Figure collection entries
───

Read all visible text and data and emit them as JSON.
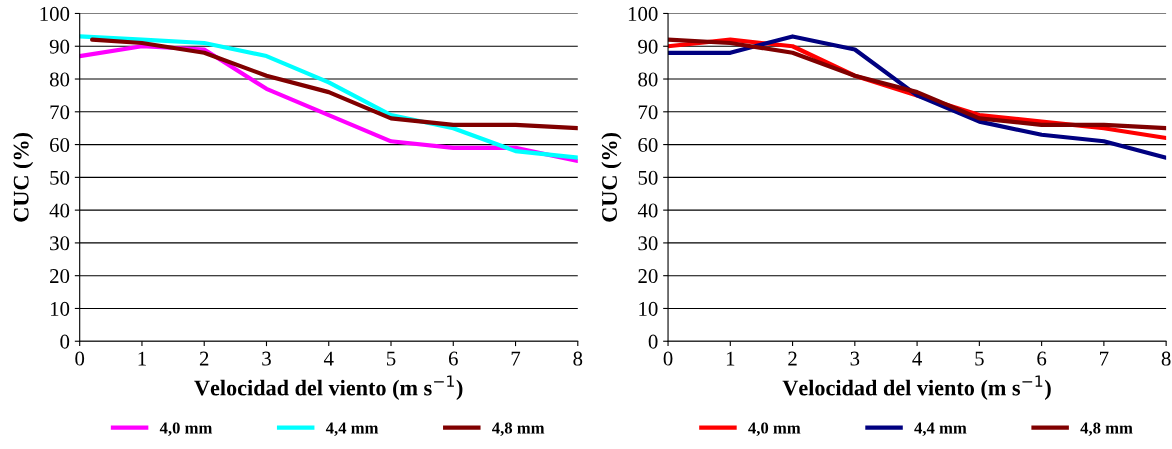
{
  "chart_data": [
    {
      "type": "line",
      "xlabel": "Velocidad del viento (m s$^{−1}$)",
      "ylabel": "CUC (%)",
      "xlim": [
        0,
        8
      ],
      "xticks": [
        0,
        1,
        2,
        3,
        4,
        5,
        6,
        7,
        8
      ],
      "ylim": [
        0,
        100
      ],
      "yticks": [
        0,
        10,
        20,
        30,
        40,
        50,
        60,
        70,
        80,
        90,
        100
      ],
      "grid": "y",
      "legend": "bottom",
      "marker": "none",
      "line_style": "solid",
      "series": [
        {
          "name": "4,0 mm",
          "color": "#ff00ff",
          "x": [
            0,
            1,
            2,
            3,
            4,
            5,
            6,
            7,
            8
          ],
          "values": [
            87,
            90,
            89,
            77,
            69,
            61,
            59,
            59,
            55
          ]
        },
        {
          "name": "4,4 mm",
          "color": "#00ffff",
          "x": [
            0,
            1,
            2,
            3,
            4,
            5,
            6,
            7,
            8
          ],
          "values": [
            93,
            92,
            91,
            87,
            79,
            69,
            65,
            58,
            56
          ]
        },
        {
          "name": "4,8 mm",
          "color": "#800000",
          "x": [
            0.2,
            1,
            2,
            3,
            4,
            5,
            6,
            7,
            8
          ],
          "values": [
            92,
            91,
            88,
            81,
            76,
            68,
            66,
            66,
            65
          ]
        }
      ]
    },
    {
      "type": "line",
      "xlabel": "Velocidad del viento (m s$^{−1}$)",
      "ylabel": "CUC (%)",
      "xlim": [
        0,
        8
      ],
      "xticks": [
        0,
        1,
        2,
        3,
        4,
        5,
        6,
        7,
        8
      ],
      "ylim": [
        0,
        100
      ],
      "yticks": [
        0,
        10,
        20,
        30,
        40,
        50,
        60,
        70,
        80,
        90,
        100
      ],
      "grid": "y",
      "legend": "bottom",
      "marker": "none",
      "line_style": "solid",
      "series": [
        {
          "name": "4,0 mm",
          "color": "#ff0000",
          "x": [
            0,
            1,
            2,
            3,
            4,
            5,
            6,
            7,
            8
          ],
          "values": [
            90,
            92,
            90,
            81,
            75,
            69,
            67,
            65,
            62
          ]
        },
        {
          "name": "4,4 mm",
          "color": "#000080",
          "x": [
            0,
            1,
            2,
            3,
            4,
            5,
            6,
            7,
            8
          ],
          "values": [
            88,
            88,
            93,
            89,
            75,
            67,
            63,
            61,
            56
          ]
        },
        {
          "name": "4,8 mm",
          "color": "#800000",
          "x": [
            0,
            1,
            2,
            3,
            4,
            5,
            6,
            7,
            8
          ],
          "values": [
            92,
            91,
            88,
            81,
            76,
            68,
            66,
            66,
            65
          ]
        }
      ]
    }
  ]
}
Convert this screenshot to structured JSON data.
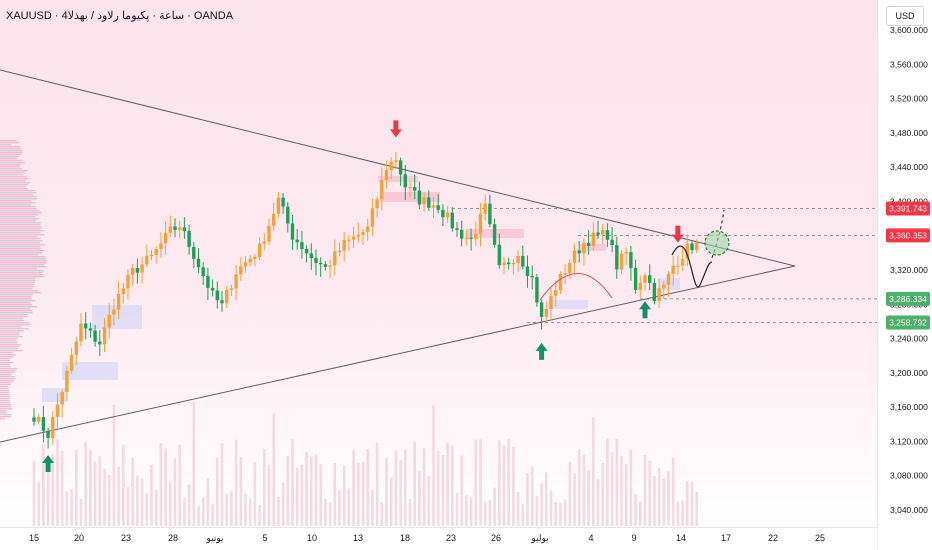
{
  "header": {
    "title": "XAUUSD · 4ساعة · پکیوما رلاود / بهذلا · OANDA"
  },
  "currency_button": {
    "label": "USD"
  },
  "colors": {
    "up": "#f2a23a",
    "down": "#1f9e5a",
    "trend_line": "#5c5f66",
    "resistance_arrow": "#e53a46",
    "support_arrow": "#13906a",
    "level_red": "#f23645",
    "level_green": "#4caf6a",
    "zone_pink": "#f9c3d2",
    "zone_blue": "#dcdaf5"
  },
  "chart_data": {
    "type": "candlestick",
    "symbol": "XAUUSD",
    "timeframe": "4h",
    "broker": "OANDA",
    "ylim": [
      3020,
      3620
    ],
    "y_ticks": [
      "3,600.000",
      "3,560.000",
      "3,520.000",
      "3,480.000",
      "3,440.000",
      "3,400.000",
      "3,360.000",
      "3,320.000",
      "3,280.000",
      "3,240.000",
      "3,200.000",
      "3,160.000",
      "3,120.000",
      "3,080.000",
      "3,040.000"
    ],
    "x_ticks": [
      "15",
      "20",
      "23",
      "28",
      "يونيو",
      "5",
      "10",
      "13",
      "18",
      "23",
      "26",
      "يوليو",
      "4",
      "9",
      "14",
      "17",
      "22",
      "25"
    ],
    "path": [
      [
        0,
        3150
      ],
      [
        3,
        3128
      ],
      [
        6,
        3180
      ],
      [
        10,
        3255
      ],
      [
        14,
        3235
      ],
      [
        17,
        3280
      ],
      [
        21,
        3318
      ],
      [
        25,
        3335
      ],
      [
        29,
        3365
      ],
      [
        31,
        3372
      ],
      [
        34,
        3338
      ],
      [
        38,
        3290
      ],
      [
        40,
        3278
      ],
      [
        43,
        3318
      ],
      [
        48,
        3345
      ],
      [
        52,
        3402
      ],
      [
        55,
        3360
      ],
      [
        59,
        3335
      ],
      [
        62,
        3322
      ],
      [
        66,
        3350
      ],
      [
        71,
        3368
      ],
      [
        75,
        3440
      ],
      [
        77,
        3450
      ],
      [
        79,
        3418
      ],
      [
        82,
        3402
      ],
      [
        86,
        3395
      ],
      [
        90,
        3365
      ],
      [
        93,
        3355
      ],
      [
        96,
        3392
      ],
      [
        99,
        3320
      ],
      [
        103,
        3340
      ],
      [
        106,
        3310
      ],
      [
        108,
        3262
      ],
      [
        111,
        3300
      ],
      [
        114,
        3330
      ],
      [
        117,
        3352
      ],
      [
        119,
        3358
      ],
      [
        122,
        3362
      ],
      [
        124,
        3325
      ],
      [
        126,
        3340
      ],
      [
        128,
        3300
      ],
      [
        130,
        3318
      ],
      [
        132,
        3290
      ],
      [
        134,
        3300
      ],
      [
        136,
        3325
      ],
      [
        139,
        3345
      ],
      [
        141,
        3352
      ]
    ],
    "price_labels": [
      {
        "value": 3391.743,
        "text": "3,391.743",
        "kind": "resistance"
      },
      {
        "value": 3360.353,
        "text": "3,360.353",
        "kind": "resistance"
      },
      {
        "value": 3286.334,
        "text": "3,286.334",
        "kind": "support"
      },
      {
        "value": 3258.792,
        "text": "3,258.792",
        "kind": "support"
      }
    ],
    "arrows": [
      {
        "x_index": 3,
        "kind": "up",
        "at": "bottom"
      },
      {
        "x_index": 77,
        "kind": "down",
        "at": "top"
      },
      {
        "x_index": 108,
        "kind": "up",
        "at": "bottom"
      },
      {
        "x_index": 130,
        "kind": "up",
        "at": "bottom"
      },
      {
        "x_index": 137,
        "kind": "down",
        "at": "top"
      }
    ]
  }
}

───

PROBLEM TO WORK ON
Each record above should come back exactly the same, only without its pictures.

SOLUTION FOR THIS EXERCISE
Read all visible text and data and emit them as JSON.
{
  "chart_data": [
    {
      "type": "line",
      "xlabel": "Velocidad del viento (m s$^{−1}$)",
      "ylabel": "CUC (%)",
      "xlim": [
        0,
        8
      ],
      "xticks": [
        0,
        1,
        2,
        3,
        4,
        5,
        6,
        7,
        8
      ],
      "ylim": [
        0,
        100
      ],
      "yticks": [
        0,
        10,
        20,
        30,
        40,
        50,
        60,
        70,
        80,
        90,
        100
      ],
      "grid": "y",
      "legend": "bottom",
      "marker": "none",
      "line_style": "solid",
      "series": [
        {
          "name": "4,0 mm",
          "color": "#ff00ff",
          "x": [
            0,
            1,
            2,
            3,
            4,
            5,
            6,
            7,
            8
          ],
          "values": [
            87,
            90,
            89,
            77,
            69,
            61,
            59,
            59,
            55
          ]
        },
        {
          "name": "4,4 mm",
          "color": "#00ffff",
          "x": [
            0,
            1,
            2,
            3,
            4,
            5,
            6,
            7,
            8
          ],
          "values": [
            93,
            92,
            91,
            87,
            79,
            69,
            65,
            58,
            56
          ]
        },
        {
          "name": "4,8 mm",
          "color": "#800000",
          "x": [
            0.2,
            1,
            2,
            3,
            4,
            5,
            6,
            7,
            8
          ],
          "values": [
            92,
            91,
            88,
            81,
            76,
            68,
            66,
            66,
            65
          ]
        }
      ]
    },
    {
      "type": "line",
      "xlabel": "Velocidad del viento (m s$^{−1}$)",
      "ylabel": "CUC (%)",
      "xlim": [
        0,
        8
      ],
      "xticks": [
        0,
        1,
        2,
        3,
        4,
        5,
        6,
        7,
        8
      ],
      "ylim": [
        0,
        100
      ],
      "yticks": [
        0,
        10,
        20,
        30,
        40,
        50,
        60,
        70,
        80,
        90,
        100
      ],
      "grid": "y",
      "legend": "bottom",
      "marker": "none",
      "line_style": "solid",
      "series": [
        {
          "name": "4,0 mm",
          "color": "#ff0000",
          "x": [
            0,
            1,
            2,
            3,
            4,
            5,
            6,
            7,
            8
          ],
          "values": [
            90,
            92,
            90,
            81,
            75,
            69,
            67,
            65,
            62
          ]
        },
        {
          "name": "4,4 mm",
          "color": "#000080",
          "x": [
            0,
            1,
            2,
            3,
            4,
            5,
            6,
            7,
            8
          ],
          "values": [
            88,
            88,
            93,
            89,
            75,
            67,
            63,
            61,
            56
          ]
        },
        {
          "name": "4,8 mm",
          "color": "#800000",
          "x": [
            0,
            1,
            2,
            3,
            4,
            5,
            6,
            7,
            8
          ],
          "values": [
            92,
            91,
            88,
            81,
            76,
            68,
            66,
            66,
            65
          ]
        }
      ]
    }
  ]
}
Convert this screenshot to structured JSON data.
{
  "header": {
    "title": "XAUUSD · 4ساعة · پکیوما رلاود / بهذلا · OANDA"
  },
  "currency_button": {
    "label": "USD"
  },
  "colors": {
    "up": "#f2a23a",
    "down": "#1f9e5a",
    "trend_line": "#5c5f66",
    "resistance_arrow": "#e53a46",
    "support_arrow": "#13906a",
    "level_red": "#f23645",
    "level_green": "#4caf6a",
    "zone_pink": "#f9c3d2",
    "zone_blue": "#dcdaf5"
  },
  "chart_data": {
    "type": "candlestick",
    "symbol": "XAUUSD",
    "timeframe": "4h",
    "broker": "OANDA",
    "ylim": [
      3020,
      3620
    ],
    "y_ticks": [
      "3,600.000",
      "3,560.000",
      "3,520.000",
      "3,480.000",
      "3,440.000",
      "3,400.000",
      "3,360.000",
      "3,320.000",
      "3,280.000",
      "3,240.000",
      "3,200.000",
      "3,160.000",
      "3,120.000",
      "3,080.000",
      "3,040.000"
    ],
    "x_ticks": [
      "15",
      "20",
      "23",
      "28",
      "يونيو",
      "5",
      "10",
      "13",
      "18",
      "23",
      "26",
      "يوليو",
      "4",
      "9",
      "14",
      "17",
      "22",
      "25"
    ],
    "path": [
      [
        0,
        3150
      ],
      [
        3,
        3128
      ],
      [
        6,
        3180
      ],
      [
        10,
        3255
      ],
      [
        14,
        3235
      ],
      [
        17,
        3280
      ],
      [
        21,
        3318
      ],
      [
        25,
        3335
      ],
      [
        29,
        3365
      ],
      [
        31,
        3372
      ],
      [
        34,
        3338
      ],
      [
        38,
        3290
      ],
      [
        40,
        3278
      ],
      [
        43,
        3318
      ],
      [
        48,
        3345
      ],
      [
        52,
        3402
      ],
      [
        55,
        3360
      ],
      [
        59,
        3335
      ],
      [
        62,
        3322
      ],
      [
        66,
        3350
      ],
      [
        71,
        3368
      ],
      [
        75,
        3440
      ],
      [
        77,
        3450
      ],
      [
        79,
        3418
      ],
      [
        82,
        3402
      ],
      [
        86,
        3395
      ],
      [
        90,
        3365
      ],
      [
        93,
        3355
      ],
      [
        96,
        3392
      ],
      [
        99,
        3320
      ],
      [
        103,
        3340
      ],
      [
        106,
        3310
      ],
      [
        108,
        3262
      ],
      [
        111,
        3300
      ],
      [
        114,
        3330
      ],
      [
        117,
        3352
      ],
      [
        119,
        3358
      ],
      [
        122,
        3362
      ],
      [
        124,
        3325
      ],
      [
        126,
        3340
      ],
      [
        128,
        3300
      ],
      [
        130,
        3318
      ],
      [
        132,
        3290
      ],
      [
        134,
        3300
      ],
      [
        136,
        3325
      ],
      [
        139,
        3345
      ],
      [
        141,
        3352
      ]
    ],
    "price_labels": [
      {
        "value": 3391.743,
        "text": "3,391.743",
        "kind": "resistance"
      },
      {
        "value": 3360.353,
        "text": "3,360.353",
        "kind": "resistance"
      },
      {
        "value": 3286.334,
        "text": "3,286.334",
        "kind": "support"
      },
      {
        "value": 3258.792,
        "text": "3,258.792",
        "kind": "support"
      }
    ],
    "arrows": [
      {
        "x_index": 3,
        "kind": "up",
        "at": "bottom"
      },
      {
        "x_index": 77,
        "kind": "down",
        "at": "top"
      },
      {
        "x_index": 108,
        "kind": "up",
        "at": "bottom"
      },
      {
        "x_index": 130,
        "kind": "up",
        "at": "bottom"
      },
      {
        "x_index": 137,
        "kind": "down",
        "at": "top"
      }
    ]
  }
}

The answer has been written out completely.